Work required
From the listing below, copy every line with the word "согласно".

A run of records
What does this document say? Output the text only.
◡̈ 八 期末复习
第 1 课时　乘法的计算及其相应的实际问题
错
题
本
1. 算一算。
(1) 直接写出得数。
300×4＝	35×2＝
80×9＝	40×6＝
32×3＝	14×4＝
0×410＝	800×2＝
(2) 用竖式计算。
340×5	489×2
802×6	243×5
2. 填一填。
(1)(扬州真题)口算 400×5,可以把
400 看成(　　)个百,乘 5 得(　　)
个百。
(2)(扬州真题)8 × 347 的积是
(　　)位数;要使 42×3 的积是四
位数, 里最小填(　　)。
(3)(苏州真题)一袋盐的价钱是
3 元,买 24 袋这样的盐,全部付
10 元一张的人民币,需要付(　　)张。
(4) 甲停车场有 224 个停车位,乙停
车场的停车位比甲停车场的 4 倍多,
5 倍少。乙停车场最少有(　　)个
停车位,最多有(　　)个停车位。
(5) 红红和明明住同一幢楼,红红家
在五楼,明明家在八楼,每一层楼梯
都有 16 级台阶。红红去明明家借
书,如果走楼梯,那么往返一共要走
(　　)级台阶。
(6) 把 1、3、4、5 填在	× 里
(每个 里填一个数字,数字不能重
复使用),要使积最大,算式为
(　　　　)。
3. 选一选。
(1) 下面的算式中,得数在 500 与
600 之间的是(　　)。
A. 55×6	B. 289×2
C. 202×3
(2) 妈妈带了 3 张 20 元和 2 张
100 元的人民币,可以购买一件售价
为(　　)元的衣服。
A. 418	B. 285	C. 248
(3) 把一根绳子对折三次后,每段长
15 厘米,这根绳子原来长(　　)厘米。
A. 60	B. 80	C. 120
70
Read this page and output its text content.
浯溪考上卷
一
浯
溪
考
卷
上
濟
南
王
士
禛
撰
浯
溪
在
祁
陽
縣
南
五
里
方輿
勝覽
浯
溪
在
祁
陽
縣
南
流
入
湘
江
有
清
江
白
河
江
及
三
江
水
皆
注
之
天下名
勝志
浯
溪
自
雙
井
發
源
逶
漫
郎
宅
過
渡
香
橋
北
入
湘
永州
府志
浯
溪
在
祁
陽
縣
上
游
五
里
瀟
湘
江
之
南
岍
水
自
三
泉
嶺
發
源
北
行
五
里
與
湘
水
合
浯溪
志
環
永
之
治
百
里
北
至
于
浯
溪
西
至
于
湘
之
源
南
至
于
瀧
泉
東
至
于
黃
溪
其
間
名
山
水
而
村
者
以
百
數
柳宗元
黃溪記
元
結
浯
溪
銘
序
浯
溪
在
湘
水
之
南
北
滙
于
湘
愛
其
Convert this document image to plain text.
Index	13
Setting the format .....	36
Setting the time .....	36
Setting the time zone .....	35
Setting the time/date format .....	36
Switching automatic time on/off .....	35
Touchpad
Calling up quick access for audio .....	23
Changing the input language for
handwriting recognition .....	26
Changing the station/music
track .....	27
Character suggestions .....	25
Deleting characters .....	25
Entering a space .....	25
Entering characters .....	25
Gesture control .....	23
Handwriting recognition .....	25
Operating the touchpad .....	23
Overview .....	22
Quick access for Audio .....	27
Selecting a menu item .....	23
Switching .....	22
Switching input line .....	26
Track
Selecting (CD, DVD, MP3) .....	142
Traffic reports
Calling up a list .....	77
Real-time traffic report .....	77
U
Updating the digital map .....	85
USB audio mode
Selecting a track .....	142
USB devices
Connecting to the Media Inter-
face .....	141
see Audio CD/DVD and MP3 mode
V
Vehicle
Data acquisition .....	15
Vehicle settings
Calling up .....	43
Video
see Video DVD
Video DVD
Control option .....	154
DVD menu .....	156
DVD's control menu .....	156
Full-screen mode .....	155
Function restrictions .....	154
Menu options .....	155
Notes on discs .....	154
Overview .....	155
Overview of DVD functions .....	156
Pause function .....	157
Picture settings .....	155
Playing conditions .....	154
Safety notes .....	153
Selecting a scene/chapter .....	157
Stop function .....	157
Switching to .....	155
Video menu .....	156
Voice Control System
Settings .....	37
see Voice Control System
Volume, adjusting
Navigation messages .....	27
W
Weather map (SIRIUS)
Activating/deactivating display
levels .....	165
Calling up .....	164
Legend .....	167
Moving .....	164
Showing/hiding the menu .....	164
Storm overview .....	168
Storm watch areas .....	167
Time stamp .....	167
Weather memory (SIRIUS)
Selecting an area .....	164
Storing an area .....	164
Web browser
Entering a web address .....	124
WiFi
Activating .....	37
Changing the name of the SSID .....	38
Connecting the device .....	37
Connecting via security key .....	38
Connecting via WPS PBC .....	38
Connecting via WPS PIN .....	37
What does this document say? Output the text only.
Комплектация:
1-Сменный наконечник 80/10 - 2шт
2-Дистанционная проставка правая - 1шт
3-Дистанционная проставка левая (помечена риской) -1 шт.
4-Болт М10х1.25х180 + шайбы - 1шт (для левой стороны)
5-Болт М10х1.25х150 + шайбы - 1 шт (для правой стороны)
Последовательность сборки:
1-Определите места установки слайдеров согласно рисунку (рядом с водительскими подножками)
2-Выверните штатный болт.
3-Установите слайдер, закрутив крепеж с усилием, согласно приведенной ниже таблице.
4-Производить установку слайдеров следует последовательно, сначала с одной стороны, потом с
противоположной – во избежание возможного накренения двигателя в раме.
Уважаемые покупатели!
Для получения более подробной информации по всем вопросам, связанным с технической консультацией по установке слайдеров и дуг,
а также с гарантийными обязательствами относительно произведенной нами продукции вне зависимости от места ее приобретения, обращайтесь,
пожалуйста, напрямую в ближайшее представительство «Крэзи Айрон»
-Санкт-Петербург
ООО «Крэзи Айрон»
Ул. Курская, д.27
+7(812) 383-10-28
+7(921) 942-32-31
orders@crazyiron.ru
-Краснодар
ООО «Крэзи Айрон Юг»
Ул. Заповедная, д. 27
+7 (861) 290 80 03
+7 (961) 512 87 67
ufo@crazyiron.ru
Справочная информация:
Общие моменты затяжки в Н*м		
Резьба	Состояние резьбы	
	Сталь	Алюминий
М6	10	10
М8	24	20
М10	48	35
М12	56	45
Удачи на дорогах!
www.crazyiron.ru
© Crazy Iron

Result
1-Определите места установки слайдеров согласно рисунку (рядом с водительскими подножками)
3-Установите слайдер, закрутив крепеж с усилием, согласно приведенной ниже таблице.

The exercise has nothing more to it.